» Task goal:
Every record should be written out exactly, please.

Records about charts and figures
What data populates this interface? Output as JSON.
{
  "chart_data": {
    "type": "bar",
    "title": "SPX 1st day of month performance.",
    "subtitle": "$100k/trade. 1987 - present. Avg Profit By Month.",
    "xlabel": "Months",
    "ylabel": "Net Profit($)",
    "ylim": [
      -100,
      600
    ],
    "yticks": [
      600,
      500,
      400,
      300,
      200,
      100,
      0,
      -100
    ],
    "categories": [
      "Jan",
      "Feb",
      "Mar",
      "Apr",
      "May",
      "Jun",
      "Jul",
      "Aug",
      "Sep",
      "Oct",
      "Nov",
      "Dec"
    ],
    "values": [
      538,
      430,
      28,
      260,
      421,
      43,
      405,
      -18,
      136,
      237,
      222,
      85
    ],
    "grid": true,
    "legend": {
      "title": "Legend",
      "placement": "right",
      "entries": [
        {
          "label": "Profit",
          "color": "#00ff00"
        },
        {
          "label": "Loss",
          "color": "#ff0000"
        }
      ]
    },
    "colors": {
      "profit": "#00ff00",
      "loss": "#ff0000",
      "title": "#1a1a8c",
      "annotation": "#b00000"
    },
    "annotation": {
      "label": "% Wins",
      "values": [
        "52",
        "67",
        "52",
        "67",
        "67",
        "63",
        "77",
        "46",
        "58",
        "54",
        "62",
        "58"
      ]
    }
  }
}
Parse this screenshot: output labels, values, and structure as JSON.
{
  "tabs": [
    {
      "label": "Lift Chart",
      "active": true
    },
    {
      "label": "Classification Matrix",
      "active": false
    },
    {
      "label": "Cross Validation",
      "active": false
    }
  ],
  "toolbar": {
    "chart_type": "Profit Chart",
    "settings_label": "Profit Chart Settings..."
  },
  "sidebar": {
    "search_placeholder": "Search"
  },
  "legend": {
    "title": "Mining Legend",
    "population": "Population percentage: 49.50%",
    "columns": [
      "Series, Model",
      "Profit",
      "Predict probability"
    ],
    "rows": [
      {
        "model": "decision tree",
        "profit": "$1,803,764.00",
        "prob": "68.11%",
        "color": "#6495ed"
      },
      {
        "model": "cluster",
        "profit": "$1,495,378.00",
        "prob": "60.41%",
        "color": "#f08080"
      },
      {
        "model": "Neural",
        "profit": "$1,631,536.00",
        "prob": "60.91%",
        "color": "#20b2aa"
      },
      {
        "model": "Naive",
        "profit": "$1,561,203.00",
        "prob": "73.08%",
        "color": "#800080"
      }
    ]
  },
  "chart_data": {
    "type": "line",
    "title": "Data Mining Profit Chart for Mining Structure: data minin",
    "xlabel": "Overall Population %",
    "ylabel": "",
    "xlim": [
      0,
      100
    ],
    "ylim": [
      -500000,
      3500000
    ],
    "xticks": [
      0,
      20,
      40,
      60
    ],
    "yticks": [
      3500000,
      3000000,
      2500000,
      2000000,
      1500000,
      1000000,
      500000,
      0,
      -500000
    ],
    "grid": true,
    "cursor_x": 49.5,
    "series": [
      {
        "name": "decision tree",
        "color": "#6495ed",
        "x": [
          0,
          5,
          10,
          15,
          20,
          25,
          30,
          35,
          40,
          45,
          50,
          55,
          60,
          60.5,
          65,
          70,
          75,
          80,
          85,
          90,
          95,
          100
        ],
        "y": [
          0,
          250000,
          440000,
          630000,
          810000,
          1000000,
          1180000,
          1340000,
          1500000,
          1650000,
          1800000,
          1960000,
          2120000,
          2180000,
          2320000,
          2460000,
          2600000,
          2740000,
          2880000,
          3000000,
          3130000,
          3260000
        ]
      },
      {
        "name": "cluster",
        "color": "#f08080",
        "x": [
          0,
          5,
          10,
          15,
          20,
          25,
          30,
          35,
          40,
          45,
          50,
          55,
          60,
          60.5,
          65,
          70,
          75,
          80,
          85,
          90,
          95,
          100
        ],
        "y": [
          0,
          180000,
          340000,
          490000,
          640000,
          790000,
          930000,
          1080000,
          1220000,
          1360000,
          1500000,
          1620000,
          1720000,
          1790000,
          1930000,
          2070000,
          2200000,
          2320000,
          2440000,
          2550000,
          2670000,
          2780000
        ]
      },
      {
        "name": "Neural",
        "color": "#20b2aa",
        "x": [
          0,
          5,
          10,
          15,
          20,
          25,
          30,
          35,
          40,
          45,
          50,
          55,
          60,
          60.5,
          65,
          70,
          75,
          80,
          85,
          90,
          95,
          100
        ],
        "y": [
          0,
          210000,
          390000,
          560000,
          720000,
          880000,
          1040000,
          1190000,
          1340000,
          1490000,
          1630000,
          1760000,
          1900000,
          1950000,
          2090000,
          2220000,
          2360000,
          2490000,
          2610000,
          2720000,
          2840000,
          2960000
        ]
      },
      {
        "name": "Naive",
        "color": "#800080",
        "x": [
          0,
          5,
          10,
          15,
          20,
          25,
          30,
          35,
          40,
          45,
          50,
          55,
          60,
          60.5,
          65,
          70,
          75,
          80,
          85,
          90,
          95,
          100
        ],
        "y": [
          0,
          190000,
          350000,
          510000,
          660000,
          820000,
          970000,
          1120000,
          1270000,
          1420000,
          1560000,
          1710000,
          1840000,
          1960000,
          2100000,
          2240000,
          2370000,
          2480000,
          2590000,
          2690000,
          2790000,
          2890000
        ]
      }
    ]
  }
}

» Solution:
What data populates this interface? Output as JSON.
{
  "chart_data": {
    "type": "bar",
    "title": "SPX 1st day of month performance.",
    "subtitle": "$100k/trade. 1987 - present. Avg Profit By Month.",
    "xlabel": "Months",
    "ylabel": "Net Profit($)",
    "ylim": [
      -100,
      600
    ],
    "yticks": [
      600,
      500,
      400,
      300,
      200,
      100,
      0,
      -100
    ],
    "categories": [
      "Jan",
      "Feb",
      "Mar",
      "Apr",
      "May",
      "Jun",
      "Jul",
      "Aug",
      "Sep",
      "Oct",
      "Nov",
      "Dec"
    ],
    "values": [
      538,
      430,
      28,
      260,
      421,
      43,
      405,
      -18,
      136,
      237,
      222,
      85
    ],
    "grid": true,
    "legend": {
      "title": "Legend",
      "placement": "right",
      "entries": [
        {
          "label": "Profit",
          "color": "#00ff00"
        },
        {
          "label": "Loss",
          "color": "#ff0000"
        }
      ]
    },
    "colors": {
      "profit": "#00ff00",
      "loss": "#ff0000",
      "title": "#1a1a8c",
      "annotation": "#b00000"
    },
    "annotation": {
      "label": "% Wins",
      "values": [
        "52",
        "67",
        "52",
        "67",
        "67",
        "63",
        "77",
        "46",
        "58",
        "54",
        "62",
        "58"
      ]
    }
  }
}
Parse this screenshot: output labels, values, and structure as JSON.
{
  "tabs": [
    {
      "label": "Lift Chart",
      "active": true
    },
    {
      "label": "Classification Matrix",
      "active": false
    },
    {
      "label": "Cross Validation",
      "active": false
    }
  ],
  "toolbar": {
    "chart_type": "Profit Chart",
    "settings_label": "Profit Chart Settings..."
  },
  "sidebar": {
    "search_placeholder": "Search"
  },
  "legend": {
    "title": "Mining Legend",
    "population": "Population percentage: 49.50%",
    "columns": [
      "Series, Model",
      "Profit",
      "Predict probability"
    ],
    "rows": [
      {
        "model": "decision tree",
        "profit": "$1,803,764.00",
        "prob": "68.11%",
        "color": "#6495ed"
      },
      {
        "model": "cluster",
        "profit": "$1,495,378.00",
        "prob": "60.41%",
        "color": "#f08080"
      },
      {
        "model": "Neural",
        "profit": "$1,631,536.00",
        "prob": "60.91%",
        "color": "#20b2aa"
      },
      {
        "model": "Naive",
        "profit": "$1,561,203.00",
        "prob": "73.08%",
        "color": "#800080"
      }
    ]
  },
  "chart_data": {
    "type": "line",
    "title": "Data Mining Profit Chart for Mining Structure: data minin",
    "xlabel": "Overall Population %",
    "ylabel": "",
    "xlim": [
      0,
      100
    ],
    "ylim": [
      -500000,
      3500000
    ],
    "xticks": [
      0,
      20,
      40,
      60
    ],
    "yticks": [
      3500000,
      3000000,
      2500000,
      2000000,
      1500000,
      1000000,
      500000,
      0,
      -500000
    ],
    "grid": true,
    "cursor_x": 49.5,
    "series": [
      {
        "name": "decision tree",
        "color": "#6495ed",
        "x": [
          0,
          5,
          10,
          15,
          20,
          25,
          30,
          35,
          40,
          45,
          50,
          55,
          60,
          60.5,
          65,
          70,
          75,
          80,
          85,
          90,
          95,
          100
        ],
        "y": [
          0,
          250000,
          440000,
          630000,
          810000,
          1000000,
          1180000,
          1340000,
          1500000,
          1650000,
          1800000,
          1960000,
          2120000,
          2180000,
          2320000,
          2460000,
          2600000,
          2740000,
          2880000,
          3000000,
          3130000,
          3260000
        ]
      },
      {
        "name": "cluster",
        "color": "#f08080",
        "x": [
          0,
          5,
          10,
          15,
          20,
          25,
          30,
          35,
          40,
          45,
          50,
          55,
          60,
          60.5,
          65,
          70,
          75,
          80,
          85,
          90,
          95,
          100
        ],
        "y": [
          0,
          180000,
          340000,
          490000,
          640000,
          790000,
          930000,
          1080000,
          1220000,
          1360000,
          1500000,
          1620000,
          1720000,
          1790000,
          1930000,
          2070000,
          2200000,
          2320000,
          2440000,
          2550000,
          2670000,
          2780000
        ]
      },
      {
        "name": "Neural",
        "color": "#20b2aa",
        "x": [
          0,
          5,
          10,
          15,
          20,
          25,
          30,
          35,
          40,
          45,
          50,
          55,
          60,
          60.5,
          65,
          70,
          75,
          80,
          85,
          90,
          95,
          100
        ],
        "y": [
          0,
          210000,
          390000,
          560000,
          720000,
          880000,
          1040000,
          1190000,
          1340000,
          1490000,
          1630000,
          1760000,
          1900000,
          1950000,
          2090000,
          2220000,
          2360000,
          2490000,
          2610000,
          2720000,
          2840000,
          2960000
        ]
      },
      {
        "name": "Naive",
        "color": "#800080",
        "x": [
          0,
          5,
          10,
          15,
          20,
          25,
          30,
          35,
          40,
          45,
          50,
          55,
          60,
          60.5,
          65,
          70,
          75,
          80,
          85,
          90,
          95,
          100
        ],
        "y": [
          0,
          190000,
          350000,
          510000,
          660000,
          820000,
          970000,
          1120000,
          1270000,
          1420000,
          1560000,
          1710000,
          1840000,
          1960000,
          2100000,
          2240000,
          2370000,
          2480000,
          2590000,
          2690000,
          2790000,
          2890000
        ]
      }
    ]
  }
}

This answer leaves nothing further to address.